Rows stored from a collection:
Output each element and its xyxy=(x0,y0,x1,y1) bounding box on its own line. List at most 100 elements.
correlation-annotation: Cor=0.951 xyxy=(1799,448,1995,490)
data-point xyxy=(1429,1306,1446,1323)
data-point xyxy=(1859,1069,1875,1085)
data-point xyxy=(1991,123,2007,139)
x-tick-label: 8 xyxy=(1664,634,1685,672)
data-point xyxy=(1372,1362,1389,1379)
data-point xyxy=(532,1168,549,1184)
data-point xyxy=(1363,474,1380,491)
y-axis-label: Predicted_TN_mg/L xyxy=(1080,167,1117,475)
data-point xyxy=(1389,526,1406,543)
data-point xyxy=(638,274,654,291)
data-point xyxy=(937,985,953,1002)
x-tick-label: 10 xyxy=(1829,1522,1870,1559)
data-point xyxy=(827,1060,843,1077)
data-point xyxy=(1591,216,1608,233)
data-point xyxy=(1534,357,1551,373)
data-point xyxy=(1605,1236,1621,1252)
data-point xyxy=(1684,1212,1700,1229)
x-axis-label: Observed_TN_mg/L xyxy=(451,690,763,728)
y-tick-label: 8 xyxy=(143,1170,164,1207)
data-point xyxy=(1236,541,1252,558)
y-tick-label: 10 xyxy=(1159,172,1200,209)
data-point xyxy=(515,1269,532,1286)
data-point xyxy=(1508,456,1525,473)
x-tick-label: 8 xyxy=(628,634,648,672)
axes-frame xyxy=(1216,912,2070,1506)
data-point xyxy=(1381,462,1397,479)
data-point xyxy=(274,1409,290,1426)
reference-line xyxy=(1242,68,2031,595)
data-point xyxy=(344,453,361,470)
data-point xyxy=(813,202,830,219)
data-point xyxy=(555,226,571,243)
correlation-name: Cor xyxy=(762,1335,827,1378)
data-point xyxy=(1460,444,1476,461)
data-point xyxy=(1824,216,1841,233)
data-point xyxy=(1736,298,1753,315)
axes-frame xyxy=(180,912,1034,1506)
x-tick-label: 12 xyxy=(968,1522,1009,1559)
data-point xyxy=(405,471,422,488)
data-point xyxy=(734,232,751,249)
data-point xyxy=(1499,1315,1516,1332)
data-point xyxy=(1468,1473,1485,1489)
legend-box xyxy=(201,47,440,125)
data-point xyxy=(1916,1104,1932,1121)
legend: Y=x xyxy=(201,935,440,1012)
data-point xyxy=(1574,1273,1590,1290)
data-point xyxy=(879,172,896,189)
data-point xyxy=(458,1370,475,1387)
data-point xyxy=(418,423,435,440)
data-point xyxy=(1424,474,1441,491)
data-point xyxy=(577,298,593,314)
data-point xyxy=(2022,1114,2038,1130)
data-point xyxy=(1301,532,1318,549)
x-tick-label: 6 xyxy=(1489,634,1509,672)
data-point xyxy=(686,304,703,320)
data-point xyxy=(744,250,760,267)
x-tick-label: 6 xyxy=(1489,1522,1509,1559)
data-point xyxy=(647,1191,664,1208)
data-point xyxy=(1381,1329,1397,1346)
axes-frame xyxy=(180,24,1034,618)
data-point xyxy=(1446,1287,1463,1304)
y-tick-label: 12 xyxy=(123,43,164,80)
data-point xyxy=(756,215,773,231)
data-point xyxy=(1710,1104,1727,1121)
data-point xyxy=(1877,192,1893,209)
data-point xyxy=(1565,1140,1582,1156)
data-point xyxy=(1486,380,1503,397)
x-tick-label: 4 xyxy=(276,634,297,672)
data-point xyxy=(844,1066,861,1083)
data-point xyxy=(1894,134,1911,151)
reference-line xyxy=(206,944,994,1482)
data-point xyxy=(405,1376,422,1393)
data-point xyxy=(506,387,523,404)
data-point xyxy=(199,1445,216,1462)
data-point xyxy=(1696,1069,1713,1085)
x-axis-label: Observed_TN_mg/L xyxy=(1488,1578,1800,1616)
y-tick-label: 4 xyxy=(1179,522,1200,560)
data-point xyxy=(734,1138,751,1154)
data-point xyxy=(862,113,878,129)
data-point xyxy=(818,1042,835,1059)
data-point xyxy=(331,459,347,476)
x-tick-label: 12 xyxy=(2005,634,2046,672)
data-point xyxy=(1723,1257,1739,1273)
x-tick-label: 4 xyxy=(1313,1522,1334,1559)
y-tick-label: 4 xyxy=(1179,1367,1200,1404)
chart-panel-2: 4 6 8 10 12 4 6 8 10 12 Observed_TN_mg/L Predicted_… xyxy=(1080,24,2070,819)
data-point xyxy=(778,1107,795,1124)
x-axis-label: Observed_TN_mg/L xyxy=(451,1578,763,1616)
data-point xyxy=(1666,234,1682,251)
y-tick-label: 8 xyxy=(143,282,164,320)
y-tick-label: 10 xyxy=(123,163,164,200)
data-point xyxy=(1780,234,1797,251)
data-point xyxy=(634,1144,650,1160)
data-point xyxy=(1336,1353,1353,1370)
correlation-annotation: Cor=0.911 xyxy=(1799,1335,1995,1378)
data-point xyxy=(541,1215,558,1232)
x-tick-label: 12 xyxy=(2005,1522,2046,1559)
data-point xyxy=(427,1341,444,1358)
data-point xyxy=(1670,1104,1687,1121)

### Exercise task
Transcribe every line of every row above, keeping each character unchanged.

### The result
Output each element and its xyxy=(x0,y0,x1,y1) bounding box on its own line. List at most 100 elements.
correlation-annotation: Cor=0.951 xyxy=(1799,448,1995,490)
data-point xyxy=(1429,1306,1446,1323)
data-point xyxy=(1859,1069,1875,1085)
data-point xyxy=(1991,123,2007,139)
x-tick-label: 8 xyxy=(1664,634,1685,672)
data-point xyxy=(1372,1362,1389,1379)
data-point xyxy=(532,1168,549,1184)
data-point xyxy=(1363,474,1380,491)
y-axis-label: Predicted_TN_mg/L xyxy=(1080,167,1117,475)
data-point xyxy=(1389,526,1406,543)
data-point xyxy=(638,274,654,291)
data-point xyxy=(937,985,953,1002)
x-tick-label: 10 xyxy=(1829,1522,1870,1559)
data-point xyxy=(827,1060,843,1077)
data-point xyxy=(1591,216,1608,233)
data-point xyxy=(1534,357,1551,373)
data-point xyxy=(1605,1236,1621,1252)
data-point xyxy=(1684,1212,1700,1229)
x-axis-label: Observed_TN_mg/L xyxy=(451,690,763,728)
y-tick-label: 8 xyxy=(143,1170,164,1207)
data-point xyxy=(1236,541,1252,558)
y-tick-label: 10 xyxy=(1159,172,1200,209)
data-point xyxy=(515,1269,532,1286)
data-point xyxy=(1508,456,1525,473)
x-tick-label: 8 xyxy=(628,634,648,672)
axes-frame xyxy=(1216,912,2070,1506)
data-point xyxy=(1381,462,1397,479)
data-point xyxy=(274,1409,290,1426)
reference-line xyxy=(1242,68,2031,595)
data-point xyxy=(344,453,361,470)
data-point xyxy=(813,202,830,219)
data-point xyxy=(555,226,571,243)
correlation-name: Cor xyxy=(762,1335,827,1378)
data-point xyxy=(1460,444,1476,461)
data-point xyxy=(1824,216,1841,233)
data-point xyxy=(1736,298,1753,315)
axes-frame xyxy=(180,912,1034,1506)
x-tick-label: 12 xyxy=(968,1522,1009,1559)
data-point xyxy=(405,471,422,488)
data-point xyxy=(734,232,751,249)
data-point xyxy=(1499,1315,1516,1332)
data-point xyxy=(1468,1473,1485,1489)
legend-box xyxy=(201,47,440,125)
data-point xyxy=(1916,1104,1932,1121)
legend: Y=x xyxy=(201,935,440,1012)
data-point xyxy=(1574,1273,1590,1290)
data-point xyxy=(879,172,896,189)
data-point xyxy=(458,1370,475,1387)
data-point xyxy=(418,423,435,440)
data-point xyxy=(1424,474,1441,491)
data-point xyxy=(577,298,593,314)
data-point xyxy=(2022,1114,2038,1130)
data-point xyxy=(1301,532,1318,549)
x-tick-label: 6 xyxy=(1489,634,1509,672)
data-point xyxy=(686,304,703,320)
data-point xyxy=(744,250,760,267)
x-tick-label: 6 xyxy=(1489,1522,1509,1559)
data-point xyxy=(647,1191,664,1208)
data-point xyxy=(1381,1329,1397,1346)
axes-frame xyxy=(180,24,1034,618)
data-point xyxy=(1446,1287,1463,1304)
y-tick-label: 12 xyxy=(123,43,164,80)
data-point xyxy=(756,215,773,231)
data-point xyxy=(1710,1104,1727,1121)
data-point xyxy=(1877,192,1893,209)
data-point xyxy=(1565,1140,1582,1156)
data-point xyxy=(1486,380,1503,397)
x-tick-label: 4 xyxy=(276,634,297,672)
data-point xyxy=(844,1066,861,1083)
data-point xyxy=(1894,134,1911,151)
reference-line xyxy=(206,944,994,1482)
data-point xyxy=(405,1376,422,1393)
data-point xyxy=(506,387,523,404)
data-point xyxy=(199,1445,216,1462)
data-point xyxy=(1696,1069,1713,1085)
x-axis-label: Observed_TN_mg/L xyxy=(1488,1578,1800,1616)
y-tick-label: 4 xyxy=(1179,522,1200,560)
data-point xyxy=(734,1138,751,1154)
data-point xyxy=(862,113,878,129)
data-point xyxy=(818,1042,835,1059)
data-point xyxy=(331,459,347,476)
x-tick-label: 12 xyxy=(2005,634,2046,672)
data-point xyxy=(1723,1257,1739,1273)
x-tick-label: 4 xyxy=(1313,1522,1334,1559)
y-tick-label: 4 xyxy=(1179,1367,1200,1404)
chart-panel-2: 4 6 8 10 12 4 6 8 10 12 Observed_TN_mg/L Predicted_… xyxy=(1080,24,2070,819)
data-point xyxy=(778,1107,795,1124)
x-axis-label: Observed_TN_mg/L xyxy=(451,1578,763,1616)
data-point xyxy=(1666,234,1682,251)
y-tick-label: 8 xyxy=(143,282,164,320)
y-tick-label: 10 xyxy=(123,163,164,200)
data-point xyxy=(1780,234,1797,251)
data-point xyxy=(634,1144,650,1160)
data-point xyxy=(1336,1353,1353,1370)
correlation-annotation: Cor=0.911 xyxy=(1799,1335,1995,1378)
data-point xyxy=(541,1215,558,1232)
x-tick-label: 12 xyxy=(2005,1522,2046,1559)
data-point xyxy=(427,1341,444,1358)
data-point xyxy=(1670,1104,1687,1121)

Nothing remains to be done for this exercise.